The Arabs are flocking back to the tribe


Salman Masalha ||

The Arabs are flocking back to the tribe


In the Jewish sector many voters didn’t bother to show up at the polling places for the municipal elections. Some commentators have linked the low turnout to the disappearance of the national political parties from the local scene. By way of contrast, the Arab sector flocked en masse to the polling stations in order to cast the right ballots. “A festival of democracy” is how the Hebrew media labeled the high voter turnout in the Arab sector.

But the reality is far from this flattering description. The retreat of the political parties from the local scene is also occurring in the Arab sector. The Arab public’s high voter turnout rates were not an indicator of democracy, since the elections in the Arab sector have always been conducted on a sectarian and clan-tribal basis and the political parties that are active in the Arab street are also constructed, ultimately, on a sectarian-tribal basis.

The Arab parties are all quite similar to one another with respect to social issues and national policy as well as a solution to the Israeli-Palestinian conflict. The lively voting in the Arab sector did not testify to an entrenchment of the political parties and a flourishing of democracy. On the contrary, the results indicated a retreat by the parties and a return to the warm bosom of the creed and the tribe.

A huge drama played out in Nazareth, where Ali Salam, who resigned from Hadash, succeeded in deposing the party that had controlled the municipality for decades. Hadash, in a state of shock, applied to the court and obtained an order that prevented publication of the final results until the soldiers’ votes were counted. It even appended a list of the Israel Defense Forces soldiers from Nazareth who, the party claimed, had voted at their bases but whose votes were not counted. The “festival” surrounding the affair spread and the highly fraught issue became an arena for wrangling among the political organizations active in the Arab public.
★ ★ ★
(GOAL):
Reproduce the article on Arab voting from "But the reality" up to and including "and the tribe.", substituting "pluralism" for each occurrence of "democracy". The listing comes from a separate source, unrelated to the article on Arab voting.

(DATA EXTRACT):
★ ★ ★
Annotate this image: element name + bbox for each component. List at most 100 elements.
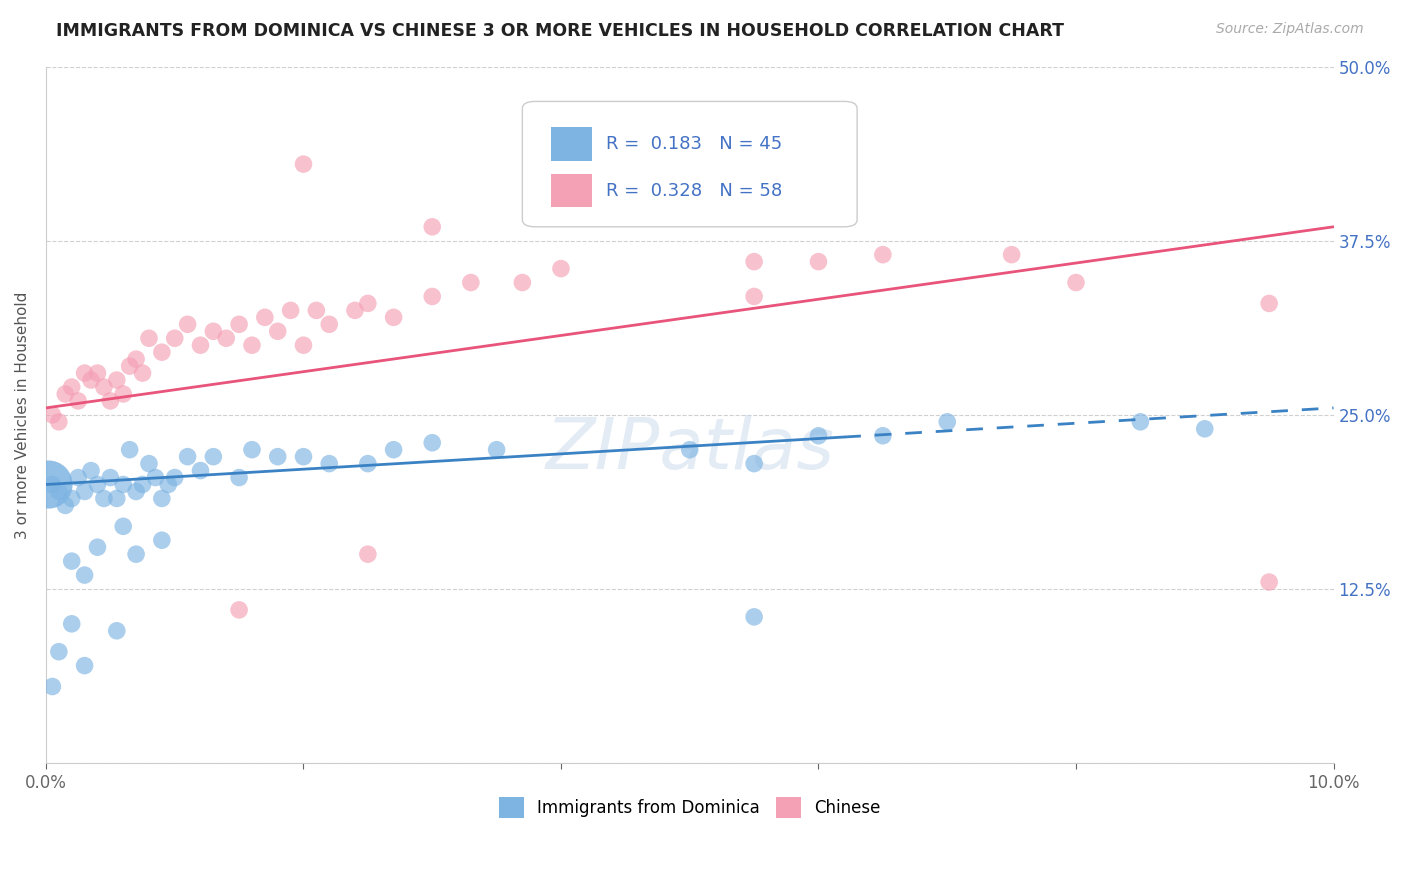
★ ★ ★
(TASK ANSWER):
But the reality is far from this flattering description. The retreat of the political parties from the local scene is also occurring in the Arab sector. The Arab public’s high voter turnout rates were not an indicator of pluralism, since the elections in the Arab sector have always been conducted on a sectarian and clan-tribal basis and the political parties that are active in the Arab street are also constructed, ultimately, on a sectarian-tribal basis.

The Arab parties are all quite similar to one another with respect to social issues and national policy as well as a solution to the Israeli-Palestinian conflict. The lively voting in the Arab sector did not testify to an entrenchment of the political parties and a flourishing of pluralism. On the contrary, the results indicated a retreat by the parties and a return to the warm bosom of the creed and the tribe.